## Your goal
Below are the records. Gather each line that holds "JSON".

## Data excerpts
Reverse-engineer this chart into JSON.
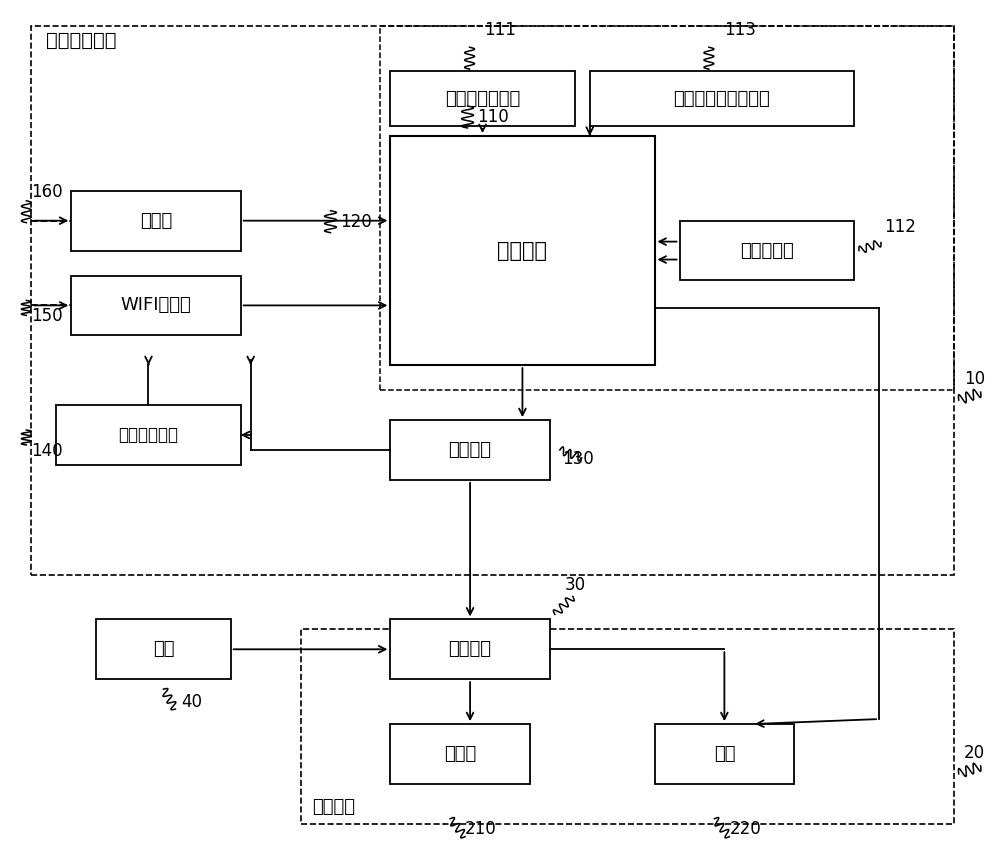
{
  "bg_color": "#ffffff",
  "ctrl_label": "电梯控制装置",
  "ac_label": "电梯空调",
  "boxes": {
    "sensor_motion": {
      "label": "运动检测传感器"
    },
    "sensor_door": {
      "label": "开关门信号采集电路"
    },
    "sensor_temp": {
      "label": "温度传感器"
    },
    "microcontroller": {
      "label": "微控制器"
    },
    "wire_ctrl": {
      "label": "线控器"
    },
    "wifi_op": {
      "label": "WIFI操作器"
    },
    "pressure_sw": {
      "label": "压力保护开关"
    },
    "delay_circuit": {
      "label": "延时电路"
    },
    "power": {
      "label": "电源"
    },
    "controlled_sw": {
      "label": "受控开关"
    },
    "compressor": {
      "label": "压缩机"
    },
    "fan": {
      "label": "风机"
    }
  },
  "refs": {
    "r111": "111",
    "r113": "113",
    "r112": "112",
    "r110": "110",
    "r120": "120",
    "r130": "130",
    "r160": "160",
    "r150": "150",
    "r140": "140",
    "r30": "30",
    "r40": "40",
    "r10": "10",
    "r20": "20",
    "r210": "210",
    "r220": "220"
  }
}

--

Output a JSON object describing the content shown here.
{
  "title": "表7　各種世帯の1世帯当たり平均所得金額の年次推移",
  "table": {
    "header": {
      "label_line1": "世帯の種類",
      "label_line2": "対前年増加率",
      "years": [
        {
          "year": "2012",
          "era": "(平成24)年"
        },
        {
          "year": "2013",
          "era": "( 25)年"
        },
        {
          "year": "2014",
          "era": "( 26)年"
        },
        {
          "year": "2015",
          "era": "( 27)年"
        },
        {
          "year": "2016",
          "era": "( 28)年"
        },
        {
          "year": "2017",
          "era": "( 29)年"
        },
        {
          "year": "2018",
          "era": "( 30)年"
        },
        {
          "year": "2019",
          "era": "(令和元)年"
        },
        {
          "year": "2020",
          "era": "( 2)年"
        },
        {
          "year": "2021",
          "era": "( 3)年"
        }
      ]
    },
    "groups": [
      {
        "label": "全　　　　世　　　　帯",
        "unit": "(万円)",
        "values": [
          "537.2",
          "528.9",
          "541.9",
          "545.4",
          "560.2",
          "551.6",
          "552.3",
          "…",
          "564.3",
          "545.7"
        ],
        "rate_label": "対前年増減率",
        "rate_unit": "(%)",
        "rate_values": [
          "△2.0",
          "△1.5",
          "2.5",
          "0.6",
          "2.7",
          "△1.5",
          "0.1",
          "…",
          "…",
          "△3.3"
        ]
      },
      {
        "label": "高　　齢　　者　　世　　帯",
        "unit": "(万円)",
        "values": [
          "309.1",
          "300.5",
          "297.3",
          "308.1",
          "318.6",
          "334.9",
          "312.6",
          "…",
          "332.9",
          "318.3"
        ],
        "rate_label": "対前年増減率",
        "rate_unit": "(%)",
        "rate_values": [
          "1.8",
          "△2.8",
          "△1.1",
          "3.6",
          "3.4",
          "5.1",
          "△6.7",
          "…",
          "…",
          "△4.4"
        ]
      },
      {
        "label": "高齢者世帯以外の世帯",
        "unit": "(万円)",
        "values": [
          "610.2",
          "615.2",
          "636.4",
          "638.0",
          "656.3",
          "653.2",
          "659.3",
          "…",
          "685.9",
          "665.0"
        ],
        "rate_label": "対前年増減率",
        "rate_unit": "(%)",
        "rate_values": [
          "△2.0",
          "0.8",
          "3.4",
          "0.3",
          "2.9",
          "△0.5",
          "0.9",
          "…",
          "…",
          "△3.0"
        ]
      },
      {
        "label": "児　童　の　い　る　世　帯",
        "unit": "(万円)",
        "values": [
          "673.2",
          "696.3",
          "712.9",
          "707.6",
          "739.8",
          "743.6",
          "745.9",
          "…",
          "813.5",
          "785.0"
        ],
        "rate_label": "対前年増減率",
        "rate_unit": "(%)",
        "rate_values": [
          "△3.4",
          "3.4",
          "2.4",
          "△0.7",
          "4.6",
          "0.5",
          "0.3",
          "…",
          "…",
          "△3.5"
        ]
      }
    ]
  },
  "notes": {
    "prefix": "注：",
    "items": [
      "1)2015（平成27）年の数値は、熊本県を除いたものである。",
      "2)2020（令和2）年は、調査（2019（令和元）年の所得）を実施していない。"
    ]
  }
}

## Output of the task
Reverse-engineer this chart into JSON.
Output a JSON object describing the content shown here.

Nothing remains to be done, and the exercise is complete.